- _YOUR OBJECTIVE_:
Search the material below for the word "name" and copy every line in which it occurs.

- _DATA PROVIDED_:

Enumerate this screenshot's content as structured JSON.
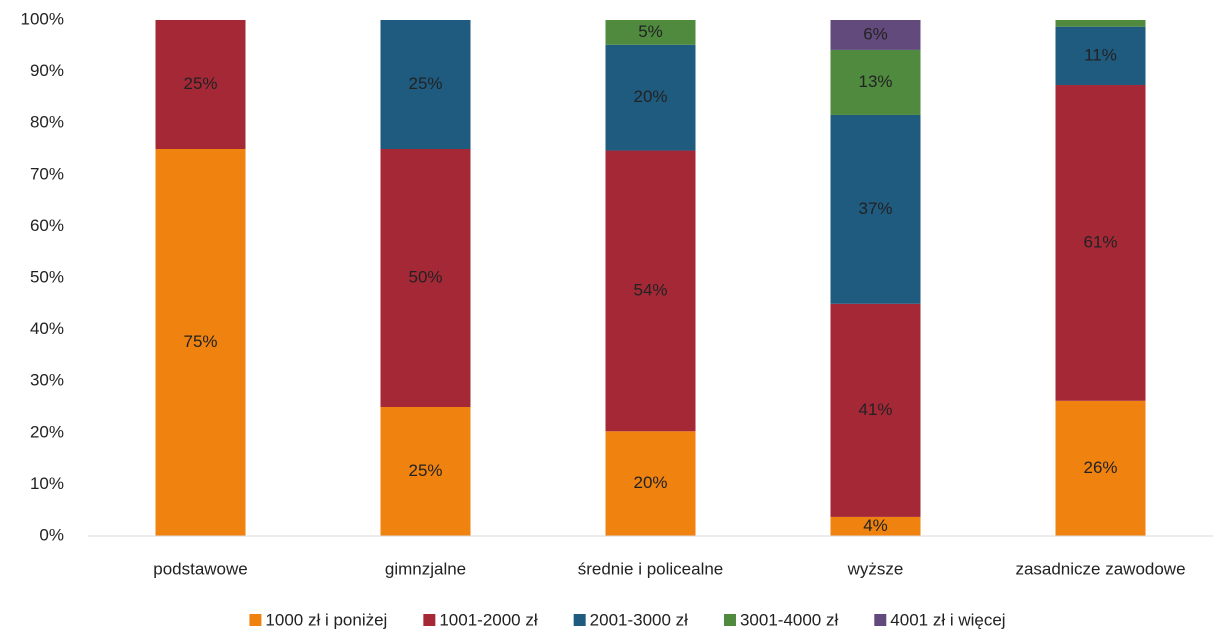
{
  "chart_data": {
    "type": "stacked_bar",
    "categories": [
      "podstawowe",
      "gimnzjalne",
      "średnie i policealne",
      "wyższe",
      "zasadnicze zawodowe"
    ],
    "series": [
      {
        "name": "1000 zł i poniżej",
        "color": "#f0820f",
        "values": [
          75,
          25,
          20.3,
          3.7,
          26.2
        ],
        "value_labels": [
          "75%",
          "25%",
          "20%",
          "4%",
          "26%"
        ]
      },
      {
        "name": "1001-2000 zł",
        "color": "#a52837",
        "values": [
          25,
          50,
          54.4,
          41.3,
          61.2
        ],
        "value_labels": [
          "25%",
          "50%",
          "54%",
          "41%",
          "61%"
        ]
      },
      {
        "name": "2001-3000 zł",
        "color": "#1f5a7f",
        "values": [
          null,
          25,
          20.5,
          36.6,
          11.3
        ],
        "value_labels": [
          null,
          "25%",
          "20%",
          "37%",
          "11%"
        ]
      },
      {
        "name": "3001-4000 zł",
        "color": "#4f8a3f",
        "values": [
          null,
          null,
          4.8,
          12.6,
          1.3
        ],
        "value_labels": [
          null,
          null,
          "5%",
          "13%",
          null
        ]
      },
      {
        "name": "4001 zł i więcej",
        "color": "#624a7c",
        "values": [
          null,
          null,
          null,
          5.8,
          null
        ],
        "value_labels": [
          null,
          null,
          null,
          "6%",
          null
        ]
      }
    ],
    "ylim": [
      0,
      100
    ],
    "yticks": [
      {
        "value": 0,
        "label": "0%"
      },
      {
        "value": 10,
        "label": "10%"
      },
      {
        "value": 20,
        "label": "20%"
      },
      {
        "value": 30,
        "label": "30%"
      },
      {
        "value": 40,
        "label": "40%"
      },
      {
        "value": 50,
        "label": "50%"
      },
      {
        "value": 60,
        "label": "60%"
      },
      {
        "value": 70,
        "label": "70%"
      },
      {
        "value": 80,
        "label": "80%"
      },
      {
        "value": 90,
        "label": "90%"
      },
      {
        "value": 100,
        "label": "100%"
      }
    ],
    "grid": false,
    "legend": "bottom"
  }
}
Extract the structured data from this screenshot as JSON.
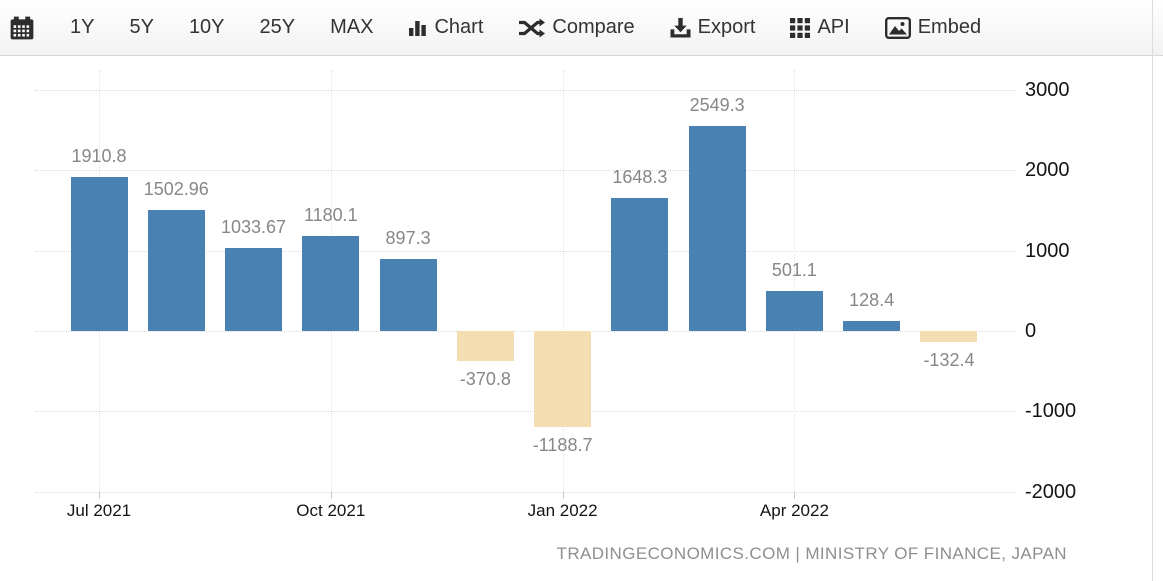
{
  "toolbar": {
    "calendar_button": {
      "icon": "calendar"
    },
    "range_buttons": [
      {
        "label": "1Y"
      },
      {
        "label": "5Y"
      },
      {
        "label": "10Y"
      },
      {
        "label": "25Y"
      },
      {
        "label": "MAX"
      }
    ],
    "action_buttons": [
      {
        "label": "Chart",
        "icon": "bar-chart"
      },
      {
        "label": "Compare",
        "icon": "shuffle"
      },
      {
        "label": "Export",
        "icon": "download"
      },
      {
        "label": "API",
        "icon": "grid"
      },
      {
        "label": "Embed",
        "icon": "image"
      }
    ]
  },
  "chart_data": {
    "type": "bar",
    "title": "",
    "xlabel": "",
    "ylabel": "",
    "values": [
      1910.8,
      1502.96,
      1033.67,
      1180.1,
      897.3,
      -370.8,
      -1188.7,
      1648.3,
      2549.3,
      501.1,
      128.4,
      -132.4
    ],
    "value_labels": [
      "1910.8",
      "1502.96",
      "1033.67",
      "1180.1",
      "897.3",
      "-370.8",
      "-1188.7",
      "1648.3",
      "2549.3",
      "501.1",
      "128.4",
      "-132.4"
    ],
    "x_ticks": [
      {
        "label": "Jul 2021",
        "bar_index": 0
      },
      {
        "label": "Oct 2021",
        "bar_index": 3
      },
      {
        "label": "Jan 2022",
        "bar_index": 6
      },
      {
        "label": "Apr 2022",
        "bar_index": 9
      }
    ],
    "y_ticks": [
      3000,
      2000,
      1000,
      0,
      -1000,
      -2000
    ],
    "ylim": [
      -2000,
      3250
    ],
    "grid": true,
    "legend": "none",
    "bar_colors": {
      "positive": "#4a81b3",
      "negative": "#f3ddb1"
    },
    "source_attribution": "TRADINGECONOMICS.COM | MINISTRY OF FINANCE, JAPAN"
  }
}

- _TASK ANSWER_:
        "name": "1000 zł i poniżej",
        "name": "1001-2000 zł",
        "name": "2001-3000 zł",
        "name": "3001-4000 zł",
        "name": "4001 zł i więcej",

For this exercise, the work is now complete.